* _PROBLEM TO WORK ON_
Select, from the material below, each line with "name" in it.

* _DATASET RECORDS_
——

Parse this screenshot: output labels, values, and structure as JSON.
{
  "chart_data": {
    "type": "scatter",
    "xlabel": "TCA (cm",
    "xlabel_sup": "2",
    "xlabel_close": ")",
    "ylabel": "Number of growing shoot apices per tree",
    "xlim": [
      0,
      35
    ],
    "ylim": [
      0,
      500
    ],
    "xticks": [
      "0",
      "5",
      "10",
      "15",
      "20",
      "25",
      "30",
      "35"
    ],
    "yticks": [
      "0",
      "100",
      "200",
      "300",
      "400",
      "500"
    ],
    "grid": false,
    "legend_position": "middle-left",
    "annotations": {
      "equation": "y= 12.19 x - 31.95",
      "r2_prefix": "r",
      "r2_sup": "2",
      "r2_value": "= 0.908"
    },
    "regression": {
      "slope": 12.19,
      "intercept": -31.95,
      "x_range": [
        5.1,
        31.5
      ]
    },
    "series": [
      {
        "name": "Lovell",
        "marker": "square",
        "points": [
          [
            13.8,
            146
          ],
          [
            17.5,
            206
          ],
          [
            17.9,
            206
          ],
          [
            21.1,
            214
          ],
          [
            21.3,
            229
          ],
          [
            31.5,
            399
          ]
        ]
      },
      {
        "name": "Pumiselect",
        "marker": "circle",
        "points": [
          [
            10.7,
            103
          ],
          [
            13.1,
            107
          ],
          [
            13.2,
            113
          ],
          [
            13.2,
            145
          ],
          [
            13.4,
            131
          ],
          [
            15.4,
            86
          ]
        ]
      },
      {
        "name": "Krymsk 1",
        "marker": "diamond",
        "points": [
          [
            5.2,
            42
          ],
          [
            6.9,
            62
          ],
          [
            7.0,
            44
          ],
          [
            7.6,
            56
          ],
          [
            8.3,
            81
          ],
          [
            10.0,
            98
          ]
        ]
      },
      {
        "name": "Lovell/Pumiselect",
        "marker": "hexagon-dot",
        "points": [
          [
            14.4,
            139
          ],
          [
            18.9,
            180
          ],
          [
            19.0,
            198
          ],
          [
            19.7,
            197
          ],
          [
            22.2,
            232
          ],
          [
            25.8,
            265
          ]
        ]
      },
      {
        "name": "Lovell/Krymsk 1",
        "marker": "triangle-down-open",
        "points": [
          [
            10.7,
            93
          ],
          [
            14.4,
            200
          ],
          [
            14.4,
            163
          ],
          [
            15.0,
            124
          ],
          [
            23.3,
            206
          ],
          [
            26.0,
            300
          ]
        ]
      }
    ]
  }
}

——

* _WRITTEN REPLY_
        "name": "Lovell",
        "name": "Pumiselect",
        "name": "Krymsk 1",
        "name": "Lovell/Pumiselect",
        "name": "Lovell/Krymsk 1",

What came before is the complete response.